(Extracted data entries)
------------------------------------

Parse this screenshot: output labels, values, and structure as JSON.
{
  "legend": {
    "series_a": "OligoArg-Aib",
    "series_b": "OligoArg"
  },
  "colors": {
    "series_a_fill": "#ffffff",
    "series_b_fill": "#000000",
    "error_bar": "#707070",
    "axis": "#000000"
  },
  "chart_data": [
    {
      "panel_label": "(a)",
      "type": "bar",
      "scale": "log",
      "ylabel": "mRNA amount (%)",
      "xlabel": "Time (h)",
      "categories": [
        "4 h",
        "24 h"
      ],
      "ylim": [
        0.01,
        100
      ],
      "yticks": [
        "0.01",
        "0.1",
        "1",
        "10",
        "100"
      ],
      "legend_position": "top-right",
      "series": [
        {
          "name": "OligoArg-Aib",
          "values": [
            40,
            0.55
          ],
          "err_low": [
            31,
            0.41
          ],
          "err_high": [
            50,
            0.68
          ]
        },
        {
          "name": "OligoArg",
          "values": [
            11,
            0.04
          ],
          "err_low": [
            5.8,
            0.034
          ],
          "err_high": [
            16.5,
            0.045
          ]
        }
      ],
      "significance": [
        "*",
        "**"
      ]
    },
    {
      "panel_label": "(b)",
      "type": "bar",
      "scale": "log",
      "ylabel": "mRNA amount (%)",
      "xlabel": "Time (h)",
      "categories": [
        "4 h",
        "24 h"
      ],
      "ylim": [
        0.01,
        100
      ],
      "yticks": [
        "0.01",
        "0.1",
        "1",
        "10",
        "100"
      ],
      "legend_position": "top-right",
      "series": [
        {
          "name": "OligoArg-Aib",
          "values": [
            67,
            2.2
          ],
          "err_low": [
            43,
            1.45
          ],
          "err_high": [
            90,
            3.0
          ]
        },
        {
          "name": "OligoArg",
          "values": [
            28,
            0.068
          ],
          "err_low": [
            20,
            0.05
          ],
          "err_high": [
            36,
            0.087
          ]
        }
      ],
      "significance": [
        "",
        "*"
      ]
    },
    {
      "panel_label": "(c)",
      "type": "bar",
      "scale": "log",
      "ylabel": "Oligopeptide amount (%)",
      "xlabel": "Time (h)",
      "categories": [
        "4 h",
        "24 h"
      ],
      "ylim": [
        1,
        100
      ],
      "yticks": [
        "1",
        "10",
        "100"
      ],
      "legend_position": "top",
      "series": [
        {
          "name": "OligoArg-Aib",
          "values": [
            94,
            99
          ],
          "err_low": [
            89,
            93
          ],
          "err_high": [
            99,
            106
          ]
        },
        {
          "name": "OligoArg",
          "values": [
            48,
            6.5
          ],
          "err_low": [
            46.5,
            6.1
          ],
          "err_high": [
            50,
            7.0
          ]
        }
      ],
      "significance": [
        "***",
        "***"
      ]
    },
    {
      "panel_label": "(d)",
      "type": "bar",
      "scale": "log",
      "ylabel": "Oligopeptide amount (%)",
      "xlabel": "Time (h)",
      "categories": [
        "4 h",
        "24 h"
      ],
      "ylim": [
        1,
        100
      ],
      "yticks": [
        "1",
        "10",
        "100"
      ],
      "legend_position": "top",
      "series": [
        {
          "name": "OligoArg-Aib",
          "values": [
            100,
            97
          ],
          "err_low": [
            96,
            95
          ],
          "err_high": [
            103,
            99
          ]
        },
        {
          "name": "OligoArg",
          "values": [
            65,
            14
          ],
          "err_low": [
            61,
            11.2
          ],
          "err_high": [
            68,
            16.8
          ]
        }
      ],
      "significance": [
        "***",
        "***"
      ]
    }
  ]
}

------------------------------------

Restate the records in full, keeping every word as it is.

Parse this screenshot: output labels, values, and structure as JSON.
{
  "legend": {
    "series_a": "OligoArg-Aib",
    "series_b": "OligoArg"
  },
  "colors": {
    "series_a_fill": "#ffffff",
    "series_b_fill": "#000000",
    "error_bar": "#707070",
    "axis": "#000000"
  },
  "chart_data": [
    {
      "panel_label": "(a)",
      "type": "bar",
      "scale": "log",
      "ylabel": "mRNA amount (%)",
      "xlabel": "Time (h)",
      "categories": [
        "4 h",
        "24 h"
      ],
      "ylim": [
        0.01,
        100
      ],
      "yticks": [
        "0.01",
        "0.1",
        "1",
        "10",
        "100"
      ],
      "legend_position": "top-right",
      "series": [
        {
          "name": "OligoArg-Aib",
          "values": [
            40,
            0.55
          ],
          "err_low": [
            31,
            0.41
          ],
          "err_high": [
            50,
            0.68
          ]
        },
        {
          "name": "OligoArg",
          "values": [
            11,
            0.04
          ],
          "err_low": [
            5.8,
            0.034
          ],
          "err_high": [
            16.5,
            0.045
          ]
        }
      ],
      "significance": [
        "*",
        "**"
      ]
    },
    {
      "panel_label": "(b)",
      "type": "bar",
      "scale": "log",
      "ylabel": "mRNA amount (%)",
      "xlabel": "Time (h)",
      "categories": [
        "4 h",
        "24 h"
      ],
      "ylim": [
        0.01,
        100
      ],
      "yticks": [
        "0.01",
        "0.1",
        "1",
        "10",
        "100"
      ],
      "legend_position": "top-right",
      "series": [
        {
          "name": "OligoArg-Aib",
          "values": [
            67,
            2.2
          ],
          "err_low": [
            43,
            1.45
          ],
          "err_high": [
            90,
            3.0
          ]
        },
        {
          "name": "OligoArg",
          "values": [
            28,
            0.068
          ],
          "err_low": [
            20,
            0.05
          ],
          "err_high": [
            36,
            0.087
          ]
        }
      ],
      "significance": [
        "",
        "*"
      ]
    },
    {
      "panel_label": "(c)",
      "type": "bar",
      "scale": "log",
      "ylabel": "Oligopeptide amount (%)",
      "xlabel": "Time (h)",
      "categories": [
        "4 h",
        "24 h"
      ],
      "ylim": [
        1,
        100
      ],
      "yticks": [
        "1",
        "10",
        "100"
      ],
      "legend_position": "top",
      "series": [
        {
          "name": "OligoArg-Aib",
          "values": [
            94,
            99
          ],
          "err_low": [
            89,
            93
          ],
          "err_high": [
            99,
            106
          ]
        },
        {
          "name": "OligoArg",
          "values": [
            48,
            6.5
          ],
          "err_low": [
            46.5,
            6.1
          ],
          "err_high": [
            50,
            7.0
          ]
        }
      ],
      "significance": [
        "***",
        "***"
      ]
    },
    {
      "panel_label": "(d)",
      "type": "bar",
      "scale": "log",
      "ylabel": "Oligopeptide amount (%)",
      "xlabel": "Time (h)",
      "categories": [
        "4 h",
        "24 h"
      ],
      "ylim": [
        1,
        100
      ],
      "yticks": [
        "1",
        "10",
        "100"
      ],
      "legend_position": "top",
      "series": [
        {
          "name": "OligoArg-Aib",
          "values": [
            100,
            97
          ],
          "err_low": [
            96,
            95
          ],
          "err_high": [
            103,
            99
          ]
        },
        {
          "name": "OligoArg",
          "values": [
            65,
            14
          ],
          "err_low": [
            61,
            11.2
          ],
          "err_high": [
            68,
            16.8
          ]
        }
      ],
      "significance": [
        "***",
        "***"
      ]
    }
  ]
}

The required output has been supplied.